DONALD BARLETT: Yeah, yeah, 12 years, exactly. Well, his father was kind of a straight arrow compared to Mitt. I mean, but we wondered, in the back of our minds—there may not be anything in those returns, but he may be amending them furiously. And this is what candidates do once they reach a point where, "Oh, my god, this is going to become public. We’ve got to go back and clean up the returns."
AMY GOODMAN: How do you clean it up?
DONALD BARLETT: Well, you file an amended return. And that’s not uncommon. "Aw, gee, we had a mistake here. We need to correct that."
AMY GOODMAN: And so it completely replaces the one that was there.
DONALD BARLETT: Exactly, exactly. And in our minds, we think, you know, that’s the more likely thing that’s going on here. It’s not that they’re afraid of something in those returns; it’s that they are being sanitized.
AMY GOODMAN: Earlier this month, Mitt Romney gave a series of television interviews defending his role at Bain Capital. This is Romney speaking to CNN’s Jim Acosta.

DIRECTIONS FOR THIS TASK:
Continue the interview transcript about Mitt Romney's tax returns, picking up after its final line.

DATASET EXTRACT:

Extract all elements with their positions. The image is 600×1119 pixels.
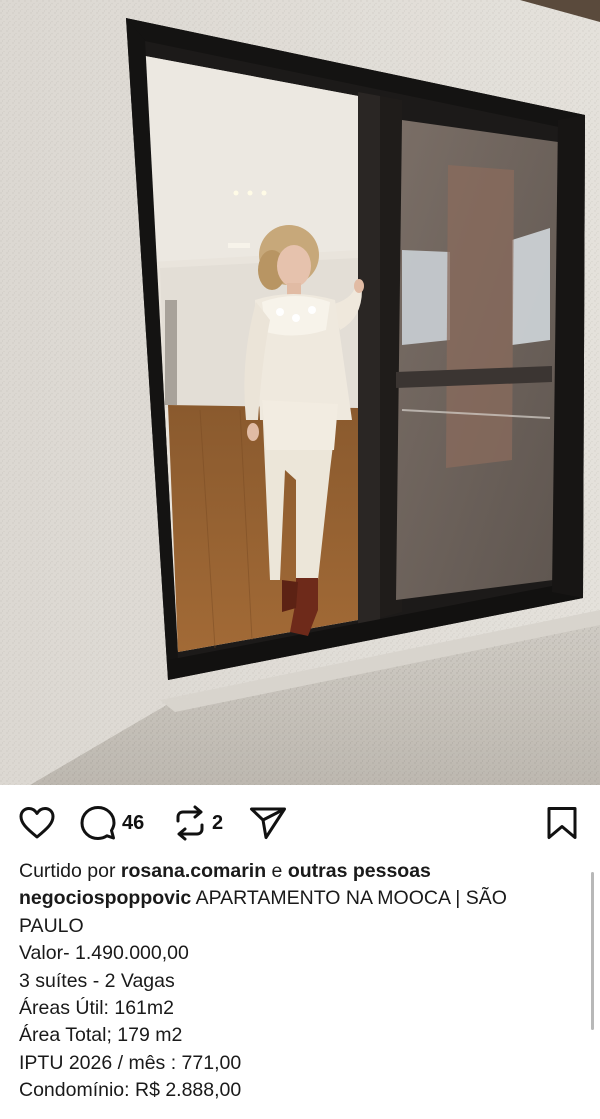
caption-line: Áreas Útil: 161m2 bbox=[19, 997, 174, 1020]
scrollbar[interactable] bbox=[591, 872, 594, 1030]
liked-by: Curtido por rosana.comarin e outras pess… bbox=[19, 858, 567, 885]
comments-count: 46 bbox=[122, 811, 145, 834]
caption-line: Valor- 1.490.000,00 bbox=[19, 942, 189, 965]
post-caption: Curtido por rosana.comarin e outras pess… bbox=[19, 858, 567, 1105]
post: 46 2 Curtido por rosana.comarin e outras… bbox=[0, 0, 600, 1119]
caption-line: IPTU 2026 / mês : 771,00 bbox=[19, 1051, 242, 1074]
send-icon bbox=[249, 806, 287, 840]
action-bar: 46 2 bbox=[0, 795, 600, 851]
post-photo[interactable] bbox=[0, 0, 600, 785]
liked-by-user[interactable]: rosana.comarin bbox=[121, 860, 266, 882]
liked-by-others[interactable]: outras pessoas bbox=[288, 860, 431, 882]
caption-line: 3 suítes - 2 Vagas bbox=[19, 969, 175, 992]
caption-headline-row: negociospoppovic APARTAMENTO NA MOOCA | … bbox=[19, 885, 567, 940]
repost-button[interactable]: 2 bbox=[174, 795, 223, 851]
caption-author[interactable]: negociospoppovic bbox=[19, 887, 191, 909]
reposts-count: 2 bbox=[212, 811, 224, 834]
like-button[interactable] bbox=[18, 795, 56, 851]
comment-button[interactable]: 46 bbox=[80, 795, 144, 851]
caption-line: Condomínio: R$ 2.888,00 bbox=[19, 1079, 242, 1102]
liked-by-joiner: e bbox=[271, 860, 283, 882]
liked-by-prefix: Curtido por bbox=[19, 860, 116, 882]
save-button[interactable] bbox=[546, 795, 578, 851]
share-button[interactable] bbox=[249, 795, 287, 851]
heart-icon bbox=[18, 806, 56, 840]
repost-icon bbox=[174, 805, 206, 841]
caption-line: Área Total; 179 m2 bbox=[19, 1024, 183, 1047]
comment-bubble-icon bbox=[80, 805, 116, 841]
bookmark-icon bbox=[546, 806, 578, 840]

RESPONSE TO THE TASK:
MITT ROMNEY: There’s nothing wrong with being associated with Bain Capital, of course, but the truth is that I left any role at Bain Capital in February of '99. And that's known and said by the people at the firm. It’s said by the documents, offering documents that the firm made subsequently about people investing in the firm. And I think anybody who knows that I was out full-time running the Olympics would understand that’s where I was. I spent three years running the Olympic Games. And after that was over, we worked out our retirement program, our departure official program from Bain Capital and handed over the shares I had. But there’s a difference between being a shareholder, an owner, if you will, and being a person who’s running an entity. And I had no role whatsoever in managing Bain Capital after February of 1999.
AMY GOODMAN: That’s Mitt Romney speaking on CNN. James Steele?
JAMES STEELE: I think that that whole story is still probably evolving and developing, exactly where he was at that time. It’s just one of the reasons it would be nice to see the tax returns, to see exactly what some of that material said at the time. But I think the most significant thing about Bain isn’t just that period of time. Bain, like every one of the private hedge funds, the private equity funds, very much involved in basically killing jobs one way or another, and—because when they take over a company, people are jettisoned, let loose, streamed down. Sometimes the work is sent offshore. And that’s just the way they work, and they’ve always worked that way, whether it was when he was there or after. It’s just the common way all those private equity funds function.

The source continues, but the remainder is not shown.